Dataset records:
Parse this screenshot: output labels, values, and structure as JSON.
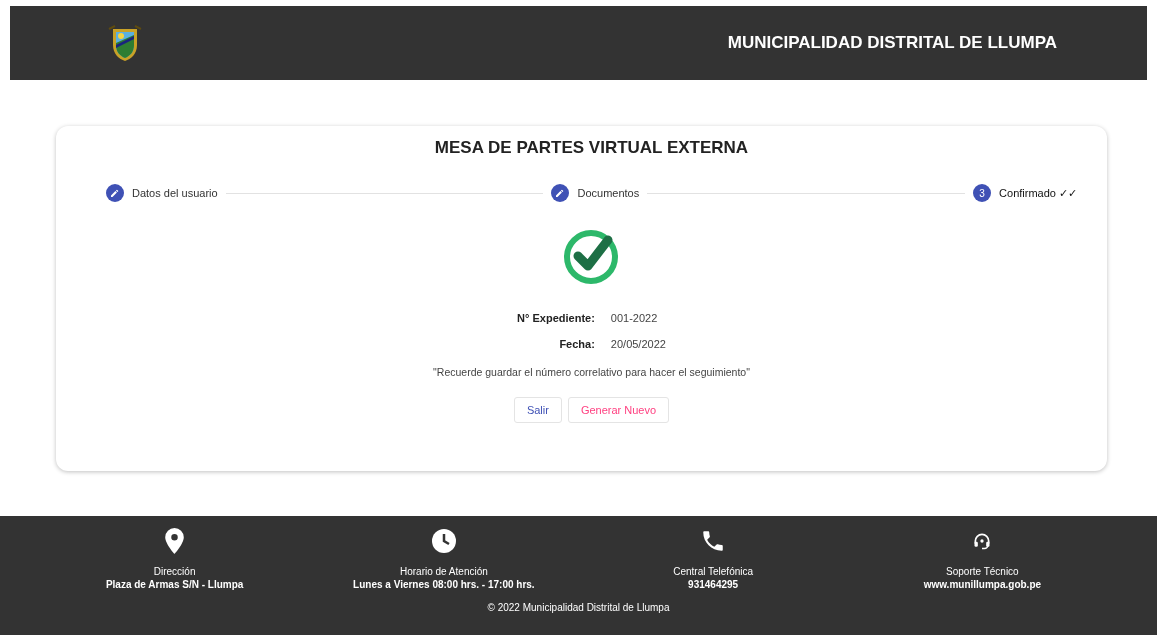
{
  "header": {
    "title": "MUNICIPALIDAD DISTRITAL DE LLUMPA"
  },
  "card": {
    "title": "MESA DE PARTES VIRTUAL EXTERNA",
    "steps": [
      {
        "label": "Datos del usuario",
        "kind": "done"
      },
      {
        "label": "Documentos",
        "kind": "done"
      },
      {
        "label": "Confirmado ✓✓",
        "kind": "current",
        "number": "3"
      }
    ],
    "fields": [
      {
        "label": "N° Expediente:",
        "value": "001-2022"
      },
      {
        "label": "Fecha:",
        "value": "20/05/2022"
      }
    ],
    "note": "\"Recuerde guardar el número correlativo para hacer el seguimiento\"",
    "buttons": [
      {
        "label": "Salir",
        "kind": "primary"
      },
      {
        "label": "Generar Nuevo",
        "kind": "accent"
      }
    ]
  },
  "footer": {
    "items": [
      {
        "kind": "location",
        "label": "Dirección",
        "value": "Plaza de Armas S/N - Llumpa"
      },
      {
        "kind": "clock",
        "label": "Horario de Atención",
        "value": "Lunes a Viernes 08:00 hrs. - 17:00 hrs."
      },
      {
        "kind": "phone",
        "label": "Central Telefónica",
        "value": "931464295"
      },
      {
        "kind": "support",
        "label": "Soporte Técnico",
        "value": "www.munillumpa.gob.pe"
      }
    ],
    "copyright": "© 2022 Municipalidad Distrital de Llumpa"
  }
}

AIM OF THE EXERCISE ->
Pick out the lines containing the string "title".

FULL OUTPUT ->
    "title": "MUNICIPALIDAD DISTRITAL DE LLUMPA"
    "title": "MESA DE PARTES VIRTUAL EXTERNA",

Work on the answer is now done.